◆ TASK DIRECTIONS ◆
The entries that follow should be written out exactly.

◆ GIVEN DATA ◆
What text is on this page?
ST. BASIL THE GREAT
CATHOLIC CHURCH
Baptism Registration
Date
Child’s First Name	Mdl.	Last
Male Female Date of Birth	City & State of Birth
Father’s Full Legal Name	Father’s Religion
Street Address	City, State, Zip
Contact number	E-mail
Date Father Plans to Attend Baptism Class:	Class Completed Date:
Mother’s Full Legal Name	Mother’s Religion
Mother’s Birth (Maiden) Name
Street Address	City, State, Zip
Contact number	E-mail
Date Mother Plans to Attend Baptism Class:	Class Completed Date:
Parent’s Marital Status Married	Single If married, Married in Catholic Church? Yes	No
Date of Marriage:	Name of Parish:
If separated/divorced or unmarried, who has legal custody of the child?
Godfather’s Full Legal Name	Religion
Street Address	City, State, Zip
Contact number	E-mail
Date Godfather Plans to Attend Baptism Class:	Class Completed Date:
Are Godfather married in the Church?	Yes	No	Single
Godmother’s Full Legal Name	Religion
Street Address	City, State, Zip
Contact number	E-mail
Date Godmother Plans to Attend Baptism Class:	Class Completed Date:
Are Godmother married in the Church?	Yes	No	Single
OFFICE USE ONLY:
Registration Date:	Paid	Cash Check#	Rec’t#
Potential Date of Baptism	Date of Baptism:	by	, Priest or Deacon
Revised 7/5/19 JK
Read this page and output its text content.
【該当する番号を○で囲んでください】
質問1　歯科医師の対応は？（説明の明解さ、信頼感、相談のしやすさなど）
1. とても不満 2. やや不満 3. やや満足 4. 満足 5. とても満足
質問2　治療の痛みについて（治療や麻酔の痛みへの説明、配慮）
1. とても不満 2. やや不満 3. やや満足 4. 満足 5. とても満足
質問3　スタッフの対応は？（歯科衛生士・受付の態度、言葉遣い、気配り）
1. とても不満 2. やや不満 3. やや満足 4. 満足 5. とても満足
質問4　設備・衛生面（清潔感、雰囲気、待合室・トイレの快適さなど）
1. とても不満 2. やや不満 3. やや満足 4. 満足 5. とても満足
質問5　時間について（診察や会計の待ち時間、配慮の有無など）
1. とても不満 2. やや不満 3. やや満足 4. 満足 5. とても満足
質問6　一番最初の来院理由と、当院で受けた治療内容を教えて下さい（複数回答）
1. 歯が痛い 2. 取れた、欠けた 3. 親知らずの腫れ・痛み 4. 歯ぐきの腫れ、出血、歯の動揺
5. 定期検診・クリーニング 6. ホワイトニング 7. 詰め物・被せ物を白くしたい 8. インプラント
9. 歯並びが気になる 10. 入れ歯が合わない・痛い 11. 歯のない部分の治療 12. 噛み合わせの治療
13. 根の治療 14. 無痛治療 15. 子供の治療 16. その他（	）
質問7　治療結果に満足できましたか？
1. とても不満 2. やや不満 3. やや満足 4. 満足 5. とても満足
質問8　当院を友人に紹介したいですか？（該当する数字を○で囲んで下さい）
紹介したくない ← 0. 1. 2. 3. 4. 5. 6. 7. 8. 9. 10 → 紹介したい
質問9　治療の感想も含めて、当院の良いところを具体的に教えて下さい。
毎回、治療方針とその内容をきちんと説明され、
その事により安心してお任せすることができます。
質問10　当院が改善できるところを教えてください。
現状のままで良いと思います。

◆ SOLUTION TO THIS PROBLEM ◆
What text is on this page?
ST. BASIL THE GREAT
CATHOLIC CHURCH
Baptism Registration
Date
Child’s First Name	Mdl.	Last
Male Female Date of Birth	City & State of Birth
Father’s Full Legal Name	Father’s Religion
Street Address	City, State, Zip
Contact number	E-mail
Date Father Plans to Attend Baptism Class:	Class Completed Date:
Mother’s Full Legal Name	Mother’s Religion
Mother’s Birth (Maiden) Name
Street Address	City, State, Zip
Contact number	E-mail
Date Mother Plans to Attend Baptism Class:	Class Completed Date:
Parent’s Marital Status Married	Single If married, Married in Catholic Church? Yes	No
Date of Marriage:	Name of Parish:
If separated/divorced or unmarried, who has legal custody of the child?
Godfather’s Full Legal Name	Religion
Street Address	City, State, Zip
Contact number	E-mail
Date Godfather Plans to Attend Baptism Class:	Class Completed Date:
Are Godfather married in the Church?	Yes	No	Single
Godmother’s Full Legal Name	Religion
Street Address	City, State, Zip
Contact number	E-mail
Date Godmother Plans to Attend Baptism Class:	Class Completed Date:
Are Godmother married in the Church?	Yes	No	Single
OFFICE USE ONLY:
Registration Date:	Paid	Cash Check#	Rec’t#
Potential Date of Baptism	Date of Baptism:	by	, Priest or Deacon
Revised 7/5/19 JK
Read this page and output its text content.
【該当する番号を○で囲んでください】
質問1　歯科医師の対応は？（説明の明解さ、信頼感、相談のしやすさなど）
1. とても不満 2. やや不満 3. やや満足 4. 満足 5. とても満足
質問2　治療の痛みについて（治療や麻酔の痛みへの説明、配慮）
1. とても不満 2. やや不満 3. やや満足 4. 満足 5. とても満足
質問3　スタッフの対応は？（歯科衛生士・受付の態度、言葉遣い、気配り）
1. とても不満 2. やや不満 3. やや満足 4. 満足 5. とても満足
質問4　設備・衛生面（清潔感、雰囲気、待合室・トイレの快適さなど）
1. とても不満 2. やや不満 3. やや満足 4. 満足 5. とても満足
質問5　時間について（診察や会計の待ち時間、配慮の有無など）
1. とても不満 2. やや不満 3. やや満足 4. 満足 5. とても満足
質問6　一番最初の来院理由と、当院で受けた治療内容を教えて下さい（複数回答）
1. 歯が痛い 2. 取れた、欠けた 3. 親知らずの腫れ・痛み 4. 歯ぐきの腫れ、出血、歯の動揺
5. 定期検診・クリーニング 6. ホワイトニング 7. 詰め物・被せ物を白くしたい 8. インプラント
9. 歯並びが気になる 10. 入れ歯が合わない・痛い 11. 歯のない部分の治療 12. 噛み合わせの治療
13. 根の治療 14. 無痛治療 15. 子供の治療 16. その他（	）
質問7　治療結果に満足できましたか？
1. とても不満 2. やや不満 3. やや満足 4. 満足 5. とても満足
質問8　当院を友人に紹介したいですか？（該当する数字を○で囲んで下さい）
紹介したくない ← 0. 1. 2. 3. 4. 5. 6. 7. 8. 9. 10 → 紹介したい
質問9　治療の感想も含めて、当院の良いところを具体的に教えて下さい。
毎回、治療方針とその内容をきちんと説明され、
その事により安心してお任せすることができます。
質問10　当院が改善できるところを教えてください。
現状のままで良いと思います。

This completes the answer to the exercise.